YOUR OBJECTIVE: Reproduce exactly the lines from the line containing "Give me a plain-text" through the end of the records below, including both ends, and nothing else.

(Collected data)
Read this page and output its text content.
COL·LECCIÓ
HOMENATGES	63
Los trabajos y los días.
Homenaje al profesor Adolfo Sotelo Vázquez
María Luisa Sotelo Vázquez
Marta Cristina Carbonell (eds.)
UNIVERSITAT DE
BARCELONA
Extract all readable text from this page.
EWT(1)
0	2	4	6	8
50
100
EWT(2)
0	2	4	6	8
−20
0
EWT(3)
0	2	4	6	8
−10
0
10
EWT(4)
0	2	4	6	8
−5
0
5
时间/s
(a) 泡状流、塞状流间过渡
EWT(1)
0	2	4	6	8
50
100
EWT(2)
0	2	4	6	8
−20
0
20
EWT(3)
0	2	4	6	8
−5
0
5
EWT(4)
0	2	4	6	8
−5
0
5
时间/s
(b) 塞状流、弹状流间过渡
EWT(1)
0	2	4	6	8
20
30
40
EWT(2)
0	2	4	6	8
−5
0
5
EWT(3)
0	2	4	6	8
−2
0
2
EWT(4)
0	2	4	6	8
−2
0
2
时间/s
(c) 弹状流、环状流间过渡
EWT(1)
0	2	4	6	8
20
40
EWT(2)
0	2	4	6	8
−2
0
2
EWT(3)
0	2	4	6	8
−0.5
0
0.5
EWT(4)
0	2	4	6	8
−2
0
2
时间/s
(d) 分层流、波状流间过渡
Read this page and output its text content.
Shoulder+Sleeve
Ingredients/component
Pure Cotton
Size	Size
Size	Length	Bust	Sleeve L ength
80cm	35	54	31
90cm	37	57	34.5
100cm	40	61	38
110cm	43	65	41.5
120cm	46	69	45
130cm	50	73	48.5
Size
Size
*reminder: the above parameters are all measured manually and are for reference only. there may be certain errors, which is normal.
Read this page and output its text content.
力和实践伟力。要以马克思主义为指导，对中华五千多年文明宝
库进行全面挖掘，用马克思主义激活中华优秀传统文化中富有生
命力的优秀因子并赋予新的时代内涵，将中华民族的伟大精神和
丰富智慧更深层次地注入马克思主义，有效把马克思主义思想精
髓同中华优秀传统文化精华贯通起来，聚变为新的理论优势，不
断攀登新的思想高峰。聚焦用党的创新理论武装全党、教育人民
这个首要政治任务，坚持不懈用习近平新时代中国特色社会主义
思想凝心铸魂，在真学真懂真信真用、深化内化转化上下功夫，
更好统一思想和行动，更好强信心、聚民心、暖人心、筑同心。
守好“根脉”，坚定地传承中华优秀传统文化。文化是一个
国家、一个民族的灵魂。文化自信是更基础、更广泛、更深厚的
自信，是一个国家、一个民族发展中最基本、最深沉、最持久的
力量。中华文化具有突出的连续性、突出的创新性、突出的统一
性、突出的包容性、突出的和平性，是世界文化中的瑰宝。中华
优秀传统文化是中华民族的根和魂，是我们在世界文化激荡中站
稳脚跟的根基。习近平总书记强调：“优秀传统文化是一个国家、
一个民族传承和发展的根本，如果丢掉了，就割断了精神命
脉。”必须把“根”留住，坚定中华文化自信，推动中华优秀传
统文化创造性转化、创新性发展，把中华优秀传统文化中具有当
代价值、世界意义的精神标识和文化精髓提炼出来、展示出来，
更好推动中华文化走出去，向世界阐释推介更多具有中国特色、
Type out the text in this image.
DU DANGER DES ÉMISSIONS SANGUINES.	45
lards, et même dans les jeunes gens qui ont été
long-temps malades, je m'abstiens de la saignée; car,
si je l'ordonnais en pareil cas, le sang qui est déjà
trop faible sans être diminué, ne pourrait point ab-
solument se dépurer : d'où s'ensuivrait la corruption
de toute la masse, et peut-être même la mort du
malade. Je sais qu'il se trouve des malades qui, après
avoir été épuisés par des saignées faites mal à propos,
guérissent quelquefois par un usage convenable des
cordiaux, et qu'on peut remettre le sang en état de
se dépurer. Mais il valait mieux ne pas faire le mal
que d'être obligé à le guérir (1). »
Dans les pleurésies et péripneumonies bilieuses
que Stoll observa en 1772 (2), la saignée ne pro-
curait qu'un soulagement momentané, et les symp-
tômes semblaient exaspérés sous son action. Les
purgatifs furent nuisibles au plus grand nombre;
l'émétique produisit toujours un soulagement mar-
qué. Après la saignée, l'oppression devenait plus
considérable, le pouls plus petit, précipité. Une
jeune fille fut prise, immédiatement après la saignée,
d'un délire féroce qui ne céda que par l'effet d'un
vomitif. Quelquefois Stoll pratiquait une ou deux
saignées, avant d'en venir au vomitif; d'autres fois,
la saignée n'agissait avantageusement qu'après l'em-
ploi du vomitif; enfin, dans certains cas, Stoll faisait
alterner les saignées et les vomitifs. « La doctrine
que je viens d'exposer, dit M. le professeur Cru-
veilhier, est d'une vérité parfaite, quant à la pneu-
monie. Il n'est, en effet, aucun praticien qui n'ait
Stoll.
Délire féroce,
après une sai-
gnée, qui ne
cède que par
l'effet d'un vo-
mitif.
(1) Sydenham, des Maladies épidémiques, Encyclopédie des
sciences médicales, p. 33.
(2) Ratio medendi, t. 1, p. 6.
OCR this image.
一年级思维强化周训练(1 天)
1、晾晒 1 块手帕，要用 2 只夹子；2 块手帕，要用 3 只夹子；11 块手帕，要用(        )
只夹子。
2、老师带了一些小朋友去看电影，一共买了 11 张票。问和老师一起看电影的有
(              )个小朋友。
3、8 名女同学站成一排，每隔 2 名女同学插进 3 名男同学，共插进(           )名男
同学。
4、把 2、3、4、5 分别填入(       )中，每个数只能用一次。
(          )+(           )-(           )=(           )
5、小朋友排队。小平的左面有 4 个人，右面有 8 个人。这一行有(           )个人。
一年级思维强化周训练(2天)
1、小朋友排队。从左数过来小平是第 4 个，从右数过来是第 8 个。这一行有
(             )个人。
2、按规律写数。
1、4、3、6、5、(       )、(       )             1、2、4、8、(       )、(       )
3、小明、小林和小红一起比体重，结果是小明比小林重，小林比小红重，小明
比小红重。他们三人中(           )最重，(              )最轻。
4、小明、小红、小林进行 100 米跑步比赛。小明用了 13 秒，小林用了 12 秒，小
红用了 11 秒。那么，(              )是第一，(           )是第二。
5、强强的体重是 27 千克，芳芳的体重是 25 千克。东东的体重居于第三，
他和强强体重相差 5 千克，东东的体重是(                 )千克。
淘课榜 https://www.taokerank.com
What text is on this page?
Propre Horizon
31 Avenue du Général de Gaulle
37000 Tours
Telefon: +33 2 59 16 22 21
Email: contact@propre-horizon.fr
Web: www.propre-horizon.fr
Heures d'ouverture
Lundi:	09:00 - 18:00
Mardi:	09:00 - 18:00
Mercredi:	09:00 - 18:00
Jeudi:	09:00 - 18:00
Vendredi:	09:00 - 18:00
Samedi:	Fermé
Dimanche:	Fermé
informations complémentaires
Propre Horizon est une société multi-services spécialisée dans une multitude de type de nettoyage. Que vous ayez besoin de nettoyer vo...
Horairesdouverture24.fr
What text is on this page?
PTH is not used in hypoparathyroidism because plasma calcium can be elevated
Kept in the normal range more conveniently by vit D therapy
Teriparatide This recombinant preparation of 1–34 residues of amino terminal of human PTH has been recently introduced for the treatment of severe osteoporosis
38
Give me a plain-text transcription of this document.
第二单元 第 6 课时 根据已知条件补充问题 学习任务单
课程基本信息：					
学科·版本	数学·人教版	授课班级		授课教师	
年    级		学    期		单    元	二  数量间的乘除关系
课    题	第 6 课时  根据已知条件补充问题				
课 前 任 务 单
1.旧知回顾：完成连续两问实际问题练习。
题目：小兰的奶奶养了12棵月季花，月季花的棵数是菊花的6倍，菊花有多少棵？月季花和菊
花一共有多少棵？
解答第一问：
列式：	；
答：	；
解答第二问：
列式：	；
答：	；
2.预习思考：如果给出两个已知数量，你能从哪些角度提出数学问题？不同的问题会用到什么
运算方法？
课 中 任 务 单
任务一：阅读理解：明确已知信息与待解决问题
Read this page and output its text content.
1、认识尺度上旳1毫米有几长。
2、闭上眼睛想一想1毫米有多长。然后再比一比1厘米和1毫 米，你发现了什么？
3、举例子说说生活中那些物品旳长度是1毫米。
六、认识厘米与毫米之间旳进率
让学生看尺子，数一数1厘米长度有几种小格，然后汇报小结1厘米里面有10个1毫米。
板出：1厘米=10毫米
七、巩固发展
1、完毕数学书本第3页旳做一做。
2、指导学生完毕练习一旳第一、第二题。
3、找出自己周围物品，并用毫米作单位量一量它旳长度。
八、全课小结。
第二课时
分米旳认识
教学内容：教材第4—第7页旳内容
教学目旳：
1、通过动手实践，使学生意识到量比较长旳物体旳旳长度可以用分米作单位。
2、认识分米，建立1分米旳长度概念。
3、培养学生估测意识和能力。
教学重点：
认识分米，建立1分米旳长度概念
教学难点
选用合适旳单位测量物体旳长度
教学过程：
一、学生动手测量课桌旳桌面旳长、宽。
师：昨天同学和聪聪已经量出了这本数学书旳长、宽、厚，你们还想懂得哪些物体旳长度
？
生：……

COMPLETED TASK:
Give me a plain-text transcription of this document.
第二单元 第 6 课时 根据已知条件补充问题 学习任务单
课程基本信息：					
学科·版本	数学·人教版	授课班级		授课教师	
年    级		学    期		单    元	二  数量间的乘除关系
课    题	第 6 课时  根据已知条件补充问题				
课 前 任 务 单
1.旧知回顾：完成连续两问实际问题练习。
题目：小兰的奶奶养了12棵月季花，月季花的棵数是菊花的6倍，菊花有多少棵？月季花和菊
花一共有多少棵？
解答第一问：
列式：	；
答：	；
解答第二问：
列式：	；
答：	；
2.预习思考：如果给出两个已知数量，你能从哪些角度提出数学问题？不同的问题会用到什么
运算方法？
课 中 任 务 单
任务一：阅读理解：明确已知信息与待解决问题
Read this page and output its text content.
1、认识尺度上旳1毫米有几长。
2、闭上眼睛想一想1毫米有多长。然后再比一比1厘米和1毫 米，你发现了什么？
3、举例子说说生活中那些物品旳长度是1毫米。
六、认识厘米与毫米之间旳进率
让学生看尺子，数一数1厘米长度有几种小格，然后汇报小结1厘米里面有10个1毫米。
板出：1厘米=10毫米
七、巩固发展
1、完毕数学书本第3页旳做一做。
2、指导学生完毕练习一旳第一、第二题。
3、找出自己周围物品，并用毫米作单位量一量它旳长度。
八、全课小结。
第二课时
分米旳认识
教学内容：教材第4—第7页旳内容
教学目旳：
1、通过动手实践，使学生意识到量比较长旳物体旳旳长度可以用分米作单位。
2、认识分米，建立1分米旳长度概念。
3、培养学生估测意识和能力。
教学重点：
认识分米，建立1分米旳长度概念
教学难点
选用合适旳单位测量物体旳长度
教学过程：
一、学生动手测量课桌旳桌面旳长、宽。
师：昨天同学和聪聪已经量出了这本数学书旳长、宽、厚，你们还想懂得哪些物体旳长度
？
生：……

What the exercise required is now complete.